Exercise objective -
Locate the word "drills" in the entries below, then gather every line that holds it.

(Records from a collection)
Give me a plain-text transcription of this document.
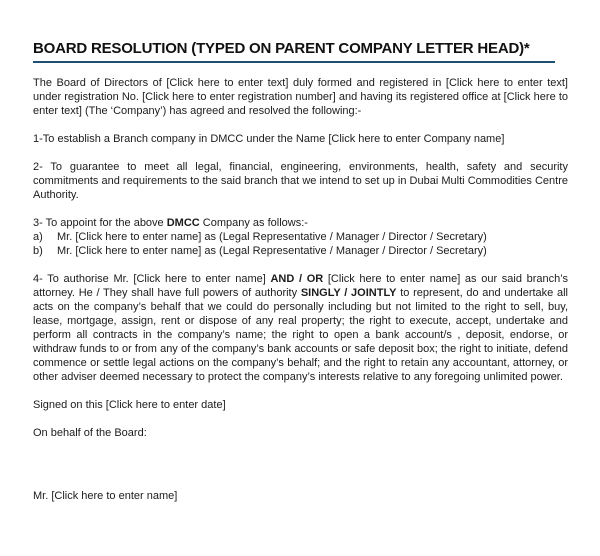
BOARD RESOLUTION (TYPED ON PARENT COMPANY LETTER HEAD)*

The Board of Directors of [Click here to enter text] duly formed and registered in [Click here to enter text] under registration No. [Click here to enter registration number] and having its registered office at [Click here to enter text] (The ‘Company’) has agreed and resolved the following:-

1-To establish a Branch company in DMCC under the Name [Click here to enter Company name]

2- To guarantee to meet all legal, financial, engineering, environments, health, safety and security commitments and requirements to the said branch that we intend to set up in Dubai Multi Commodities Centre Authority.

3- To appoint for the above DMCC Company as follows:-

a)	Mr. [Click here to enter name] as (Legal Representative / Manager / Director / Secretary)
b)	Mr. [Click here to enter name] as (Legal Representative / Manager / Director / Secretary)

4- To authorise Mr. [Click here to enter name] AND / OR [Click here to enter name] as our said branch’s attorney. He / They shall have full powers of authority SINGLY / JOINTLY to represent, do and undertake all acts on the company’s behalf that we could do personally including but not limited to the right to sell, buy, lease, mortgage, assign, rent or dispose of any real property; the right to execute, accept, undertake and perform all contracts in the company’s name; the right to open a bank account/s , deposit, endorse, or withdraw funds to or from any of the company’s bank accounts or safe deposit box; the right to initiate, defend commence or settle legal actions on the company’s behalf; and the right to retain any accountant, attorney, or other adviser deemed necessary to protect the company’s interests relative to any foregoing unlimited power.

Signed on this [Click here to enter date]

On behalf of the Board:

Mr. [Click here to enter name]
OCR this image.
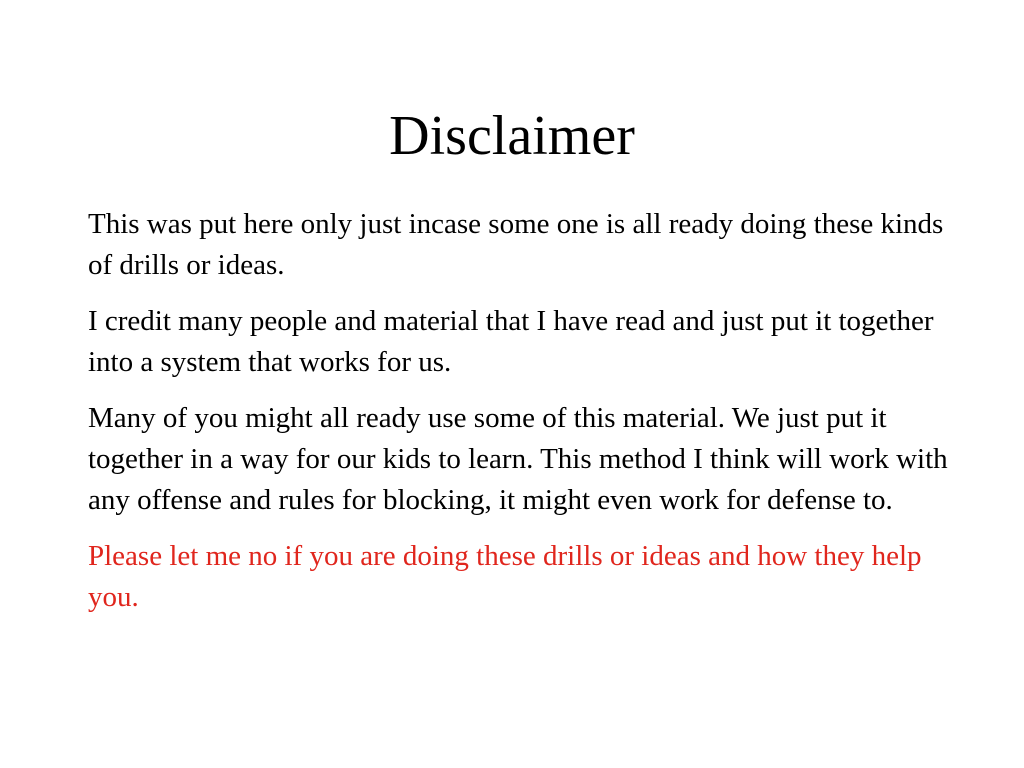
Disclaimer

This was put here only just incase some one is all ready doing these kinds of drills or ideas.

I credit many people and material that I have read and just put it together into a system that works for us.

Many of you might all ready use some of this material. We just put it together in a way for our kids to learn. This method I think will work with any offense and rules for blocking, it might even work for defense to.

Please let me no if you are doing these drills or ideas and how they help you.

The output -
This was put here only just incase some one is all ready doing these kinds of drills or ideas.
Please let me no if you are doing these drills or ideas and how they help you.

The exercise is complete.